··· Records provided ···

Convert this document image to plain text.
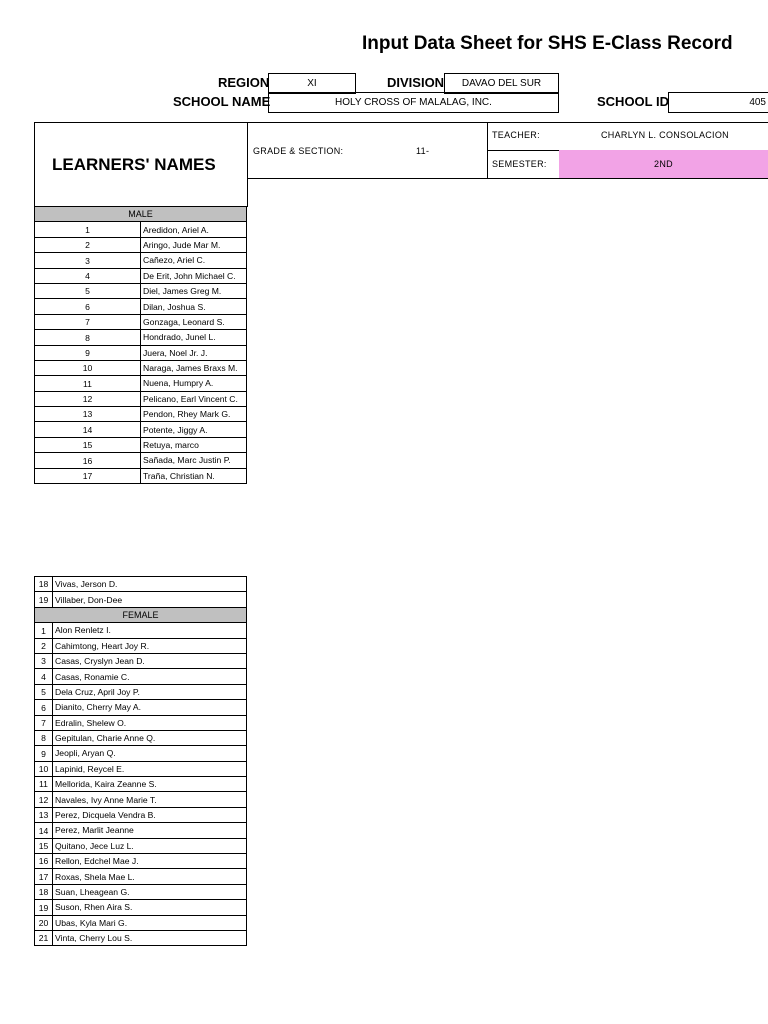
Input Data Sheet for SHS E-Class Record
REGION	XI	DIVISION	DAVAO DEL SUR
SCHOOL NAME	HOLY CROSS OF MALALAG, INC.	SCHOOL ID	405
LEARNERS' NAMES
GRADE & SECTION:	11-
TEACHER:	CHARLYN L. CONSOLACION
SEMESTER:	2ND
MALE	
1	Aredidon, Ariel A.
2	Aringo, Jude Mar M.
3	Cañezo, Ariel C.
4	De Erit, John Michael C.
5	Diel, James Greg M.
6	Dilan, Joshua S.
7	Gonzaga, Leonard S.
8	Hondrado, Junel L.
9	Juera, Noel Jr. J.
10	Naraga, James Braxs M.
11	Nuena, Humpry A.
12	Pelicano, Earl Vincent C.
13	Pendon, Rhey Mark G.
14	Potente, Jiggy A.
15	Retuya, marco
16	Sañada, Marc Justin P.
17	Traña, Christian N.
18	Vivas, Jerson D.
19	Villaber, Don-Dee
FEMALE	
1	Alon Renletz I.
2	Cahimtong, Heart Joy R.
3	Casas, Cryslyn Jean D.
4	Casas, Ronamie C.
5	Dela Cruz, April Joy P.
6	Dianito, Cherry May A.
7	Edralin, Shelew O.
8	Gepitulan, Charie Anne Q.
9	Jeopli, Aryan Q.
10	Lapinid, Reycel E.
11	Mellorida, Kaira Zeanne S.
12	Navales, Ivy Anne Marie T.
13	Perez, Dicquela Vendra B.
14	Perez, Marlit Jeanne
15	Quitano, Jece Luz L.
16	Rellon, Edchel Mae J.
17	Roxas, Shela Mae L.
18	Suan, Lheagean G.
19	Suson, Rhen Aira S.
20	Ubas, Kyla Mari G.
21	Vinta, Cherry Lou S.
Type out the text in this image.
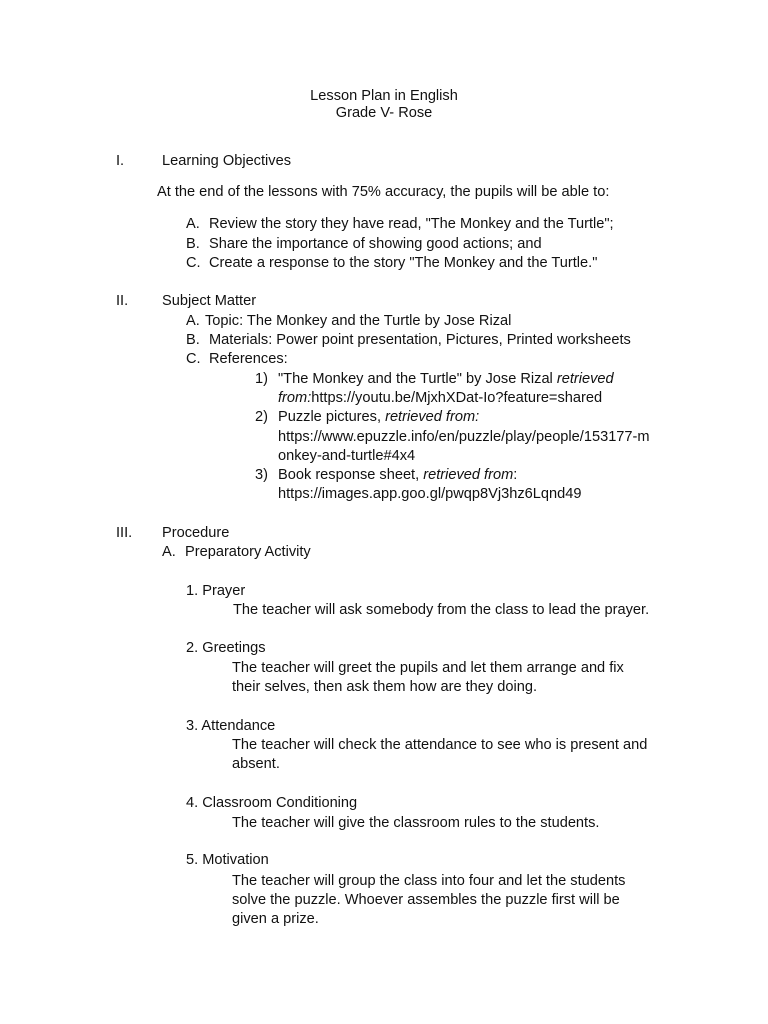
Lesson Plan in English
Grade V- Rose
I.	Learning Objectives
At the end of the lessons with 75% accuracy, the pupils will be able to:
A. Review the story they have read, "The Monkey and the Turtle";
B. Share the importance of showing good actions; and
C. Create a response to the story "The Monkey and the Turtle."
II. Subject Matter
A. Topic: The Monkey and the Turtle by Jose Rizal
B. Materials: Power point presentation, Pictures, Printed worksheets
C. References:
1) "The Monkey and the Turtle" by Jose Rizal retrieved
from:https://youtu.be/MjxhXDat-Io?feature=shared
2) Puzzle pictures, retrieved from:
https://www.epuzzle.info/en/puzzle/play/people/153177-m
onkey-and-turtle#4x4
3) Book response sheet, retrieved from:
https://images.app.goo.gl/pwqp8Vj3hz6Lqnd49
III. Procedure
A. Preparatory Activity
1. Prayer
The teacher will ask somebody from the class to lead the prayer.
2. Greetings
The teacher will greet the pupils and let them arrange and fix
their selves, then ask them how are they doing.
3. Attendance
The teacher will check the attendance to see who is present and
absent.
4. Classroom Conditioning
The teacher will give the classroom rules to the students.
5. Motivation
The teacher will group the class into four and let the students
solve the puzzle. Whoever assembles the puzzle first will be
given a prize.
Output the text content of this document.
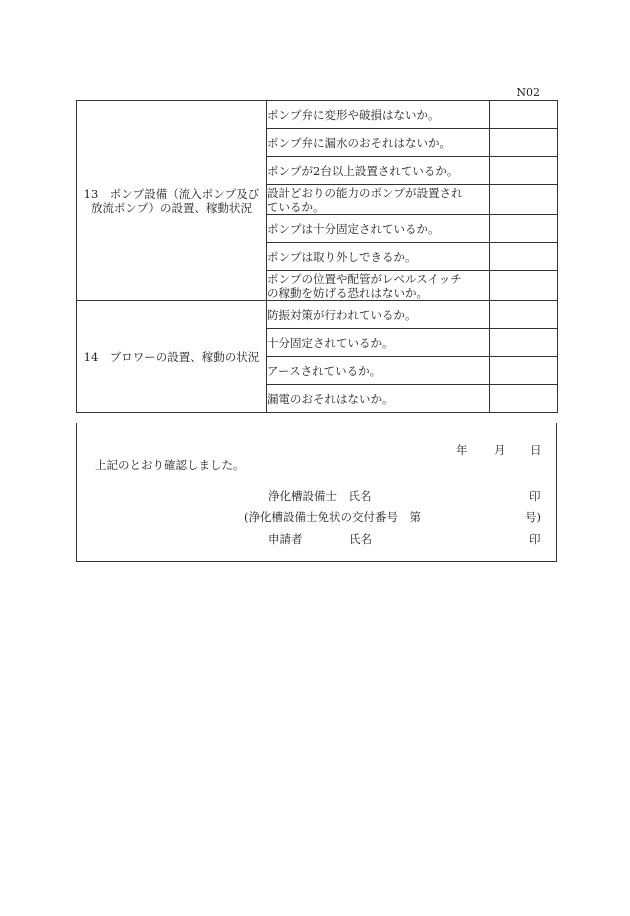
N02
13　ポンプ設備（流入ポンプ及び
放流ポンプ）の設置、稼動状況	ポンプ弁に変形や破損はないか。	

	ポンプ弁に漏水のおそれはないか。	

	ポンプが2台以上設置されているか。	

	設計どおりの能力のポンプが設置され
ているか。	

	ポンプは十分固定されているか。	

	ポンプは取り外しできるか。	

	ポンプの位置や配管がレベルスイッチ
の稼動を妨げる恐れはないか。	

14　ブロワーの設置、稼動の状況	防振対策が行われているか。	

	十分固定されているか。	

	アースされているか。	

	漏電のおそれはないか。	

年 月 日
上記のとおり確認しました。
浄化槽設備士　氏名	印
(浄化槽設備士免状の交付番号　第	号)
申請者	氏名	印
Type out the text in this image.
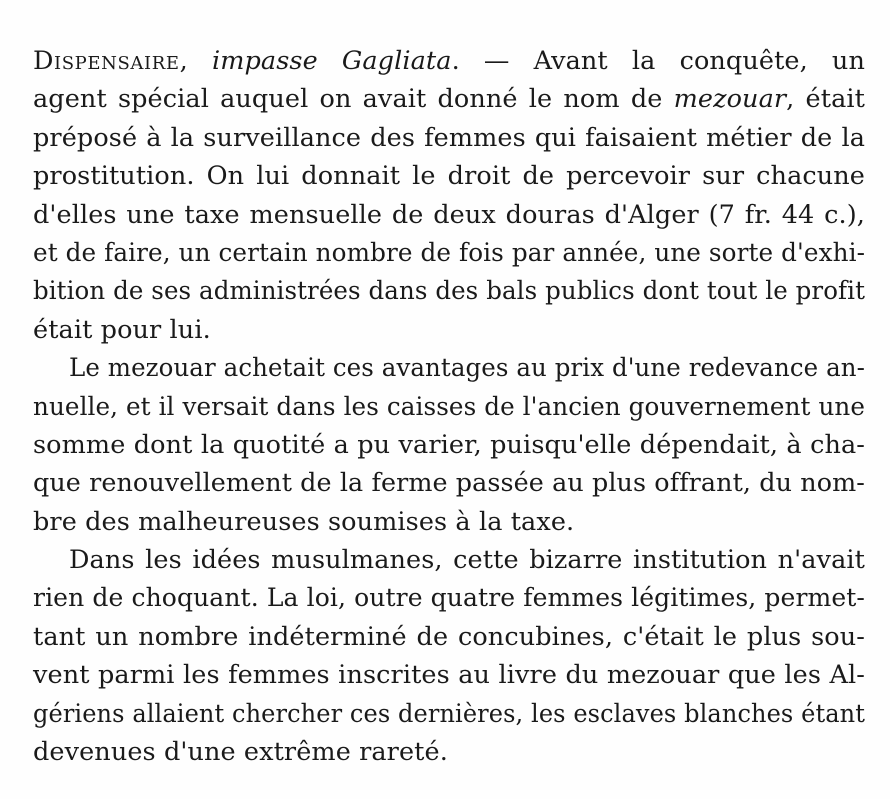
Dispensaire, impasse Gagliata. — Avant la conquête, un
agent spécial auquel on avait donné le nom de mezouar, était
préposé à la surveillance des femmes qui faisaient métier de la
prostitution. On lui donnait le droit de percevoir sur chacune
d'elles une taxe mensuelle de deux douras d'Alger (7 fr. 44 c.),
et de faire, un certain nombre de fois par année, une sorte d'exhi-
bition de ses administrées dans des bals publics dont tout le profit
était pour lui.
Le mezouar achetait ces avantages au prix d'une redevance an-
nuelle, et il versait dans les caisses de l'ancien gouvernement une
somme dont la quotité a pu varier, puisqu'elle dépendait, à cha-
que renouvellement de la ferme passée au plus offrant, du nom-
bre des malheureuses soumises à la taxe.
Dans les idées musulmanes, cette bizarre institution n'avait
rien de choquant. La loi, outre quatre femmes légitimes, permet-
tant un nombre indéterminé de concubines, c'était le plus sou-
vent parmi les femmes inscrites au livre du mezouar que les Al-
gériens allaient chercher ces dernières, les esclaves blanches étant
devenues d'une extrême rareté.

···

What you have to do.
Restate the listing above word for word, and skip the pictures.

Answer for the task.
Convert this document image to plain text.
Input Data Sheet for SHS E-Class Record
REGION	XI	DIVISION	DAVAO DEL SUR
SCHOOL NAME	HOLY CROSS OF MALALAG, INC.	SCHOOL ID	405
LEARNERS' NAMES
GRADE & SECTION:	11-
TEACHER:	CHARLYN L. CONSOLACION
SEMESTER:	2ND
MALE	
1	Aredidon, Ariel A.
2	Aringo, Jude Mar M.
3	Cañezo, Ariel C.
4	De Erit, John Michael C.
5	Diel, James Greg M.
6	Dilan, Joshua S.
7	Gonzaga, Leonard S.
8	Hondrado, Junel L.
9	Juera, Noel Jr. J.
10	Naraga, James Braxs M.
11	Nuena, Humpry A.
12	Pelicano, Earl Vincent C.
13	Pendon, Rhey Mark G.
14	Potente, Jiggy A.
15	Retuya, marco
16	Sañada, Marc Justin P.
17	Traña, Christian N.
18	Vivas, Jerson D.
19	Villaber, Don-Dee
FEMALE	
1	Alon Renletz I.
2	Cahimtong, Heart Joy R.
3	Casas, Cryslyn Jean D.
4	Casas, Ronamie C.
5	Dela Cruz, April Joy P.
6	Dianito, Cherry May A.
7	Edralin, Shelew O.
8	Gepitulan, Charie Anne Q.
9	Jeopli, Aryan Q.
10	Lapinid, Reycel E.
11	Mellorida, Kaira Zeanne S.
12	Navales, Ivy Anne Marie T.
13	Perez, Dicquela Vendra B.
14	Perez, Marlit Jeanne
15	Quitano, Jece Luz L.
16	Rellon, Edchel Mae J.
17	Roxas, Shela Mae L.
18	Suan, Lheagean G.
19	Suson, Rhen Aira S.
20	Ubas, Kyla Mari G.
21	Vinta, Cherry Lou S.
Type out the text in this image.
Lesson Plan in English
Grade V- Rose
I.	Learning Objectives
At the end of the lessons with 75% accuracy, the pupils will be able to:
A. Review the story they have read, "The Monkey and the Turtle";
B. Share the importance of showing good actions; and
C. Create a response to the story "The Monkey and the Turtle."
II. Subject Matter
A. Topic: The Monkey and the Turtle by Jose Rizal
B. Materials: Power point presentation, Pictures, Printed worksheets
C. References:
1) "The Monkey and the Turtle" by Jose Rizal retrieved
from:https://youtu.be/MjxhXDat-Io?feature=shared
2) Puzzle pictures, retrieved from:
https://www.epuzzle.info/en/puzzle/play/people/153177-m
onkey-and-turtle#4x4
3) Book response sheet, retrieved from:
https://images.app.goo.gl/pwqp8Vj3hz6Lqnd49
III. Procedure
A. Preparatory Activity
1. Prayer
The teacher will ask somebody from the class to lead the prayer.
2. Greetings
The teacher will greet the pupils and let them arrange and fix
their selves, then ask them how are they doing.
3. Attendance
The teacher will check the attendance to see who is present and
absent.
4. Classroom Conditioning
The teacher will give the classroom rules to the students.
5. Motivation
The teacher will group the class into four and let the students
solve the puzzle. Whoever assembles the puzzle first will be
given a prize.
Output the text content of this document.
N02
13　ポンプ設備（流入ポンプ及び
放流ポンプ）の設置、稼動状況	ポンプ弁に変形や破損はないか。	

	ポンプ弁に漏水のおそれはないか。	

	ポンプが2台以上設置されているか。	

	設計どおりの能力のポンプが設置され
ているか。	

	ポンプは十分固定されているか。	

	ポンプは取り外しできるか。	

	ポンプの位置や配管がレベルスイッチ
の稼動を妨げる恐れはないか。	

14　ブロワーの設置、稼動の状況	防振対策が行われているか。	

	十分固定されているか。	

	アースされているか。	

	漏電のおそれはないか。	

年 月 日
上記のとおり確認しました。
浄化槽設備士　氏名	印
(浄化槽設備士免状の交付番号　第	号)
申請者	氏名	印
Type out the text in this image.
Dispensaire, impasse Gagliata. — Avant la conquête, un
agent spécial auquel on avait donné le nom de mezouar, était
préposé à la surveillance des femmes qui faisaient métier de la
prostitution. On lui donnait le droit de percevoir sur chacune
d'elles une taxe mensuelle de deux douras d'Alger (7 fr. 44 c.),
et de faire, un certain nombre de fois par année, une sorte d'exhi-
bition de ses administrées dans des bals publics dont tout le profit
était pour lui.
Le mezouar achetait ces avantages au prix d'une redevance an-
nuelle, et il versait dans les caisses de l'ancien gouvernement une
somme dont la quotité a pu varier, puisqu'elle dépendait, à cha-
que renouvellement de la ferme passée au plus offrant, du nom-
bre des malheureuses soumises à la taxe.
Dans les idées musulmanes, cette bizarre institution n'avait
rien de choquant. La loi, outre quatre femmes légitimes, permet-
tant un nombre indéterminé de concubines, c'était le plus sou-
vent parmi les femmes inscrites au livre du mezouar que les Al-
gériens allaient chercher ces dernières, les esclaves blanches étant
devenues d'une extrême rareté.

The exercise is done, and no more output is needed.